__Given problem__. From the records, pick out and copy each line containing "North".

__Extracted material__.
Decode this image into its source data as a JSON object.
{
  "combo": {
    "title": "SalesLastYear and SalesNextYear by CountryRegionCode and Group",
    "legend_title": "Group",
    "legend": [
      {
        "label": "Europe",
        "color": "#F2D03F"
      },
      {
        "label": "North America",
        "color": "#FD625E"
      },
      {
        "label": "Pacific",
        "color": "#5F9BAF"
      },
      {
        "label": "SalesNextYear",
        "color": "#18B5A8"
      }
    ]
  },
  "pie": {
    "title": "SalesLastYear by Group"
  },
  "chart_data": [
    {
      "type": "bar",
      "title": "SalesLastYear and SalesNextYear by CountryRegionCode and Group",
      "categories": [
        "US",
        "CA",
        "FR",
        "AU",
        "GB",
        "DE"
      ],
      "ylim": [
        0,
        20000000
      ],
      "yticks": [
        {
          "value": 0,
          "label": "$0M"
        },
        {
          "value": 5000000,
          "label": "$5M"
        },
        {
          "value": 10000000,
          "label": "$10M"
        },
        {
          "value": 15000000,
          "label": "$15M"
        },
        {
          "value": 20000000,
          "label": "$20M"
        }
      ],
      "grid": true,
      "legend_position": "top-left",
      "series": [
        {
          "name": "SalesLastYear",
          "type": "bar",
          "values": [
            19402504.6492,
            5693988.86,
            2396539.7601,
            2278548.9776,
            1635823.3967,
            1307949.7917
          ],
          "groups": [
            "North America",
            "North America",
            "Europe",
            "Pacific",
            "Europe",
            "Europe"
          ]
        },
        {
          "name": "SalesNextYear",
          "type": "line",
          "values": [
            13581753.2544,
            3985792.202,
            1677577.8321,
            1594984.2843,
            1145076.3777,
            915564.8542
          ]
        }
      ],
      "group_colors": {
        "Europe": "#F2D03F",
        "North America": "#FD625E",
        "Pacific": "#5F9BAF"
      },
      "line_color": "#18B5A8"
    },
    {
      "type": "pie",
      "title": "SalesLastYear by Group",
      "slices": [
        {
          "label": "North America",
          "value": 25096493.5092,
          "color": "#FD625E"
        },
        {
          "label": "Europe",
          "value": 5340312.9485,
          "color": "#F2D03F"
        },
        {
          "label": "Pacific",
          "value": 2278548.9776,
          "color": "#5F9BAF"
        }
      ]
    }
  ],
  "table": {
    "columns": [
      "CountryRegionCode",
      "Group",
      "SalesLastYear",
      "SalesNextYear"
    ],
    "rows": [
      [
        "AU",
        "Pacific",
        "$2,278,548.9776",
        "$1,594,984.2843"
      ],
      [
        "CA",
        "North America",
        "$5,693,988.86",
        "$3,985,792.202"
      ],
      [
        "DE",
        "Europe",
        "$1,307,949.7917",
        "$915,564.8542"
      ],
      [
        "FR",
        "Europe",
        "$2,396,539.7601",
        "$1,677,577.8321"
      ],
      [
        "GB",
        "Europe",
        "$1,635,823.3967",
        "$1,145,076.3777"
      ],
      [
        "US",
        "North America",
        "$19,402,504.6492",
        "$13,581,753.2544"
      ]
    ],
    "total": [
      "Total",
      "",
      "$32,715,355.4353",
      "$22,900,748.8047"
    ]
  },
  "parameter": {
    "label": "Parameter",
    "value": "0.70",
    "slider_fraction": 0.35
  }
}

__Problem solution__.
        "label": "North America",
            "North America",
            "North America",
        "North America": "#FD625E",
          "label": "North America",
        "North America",
        "North America",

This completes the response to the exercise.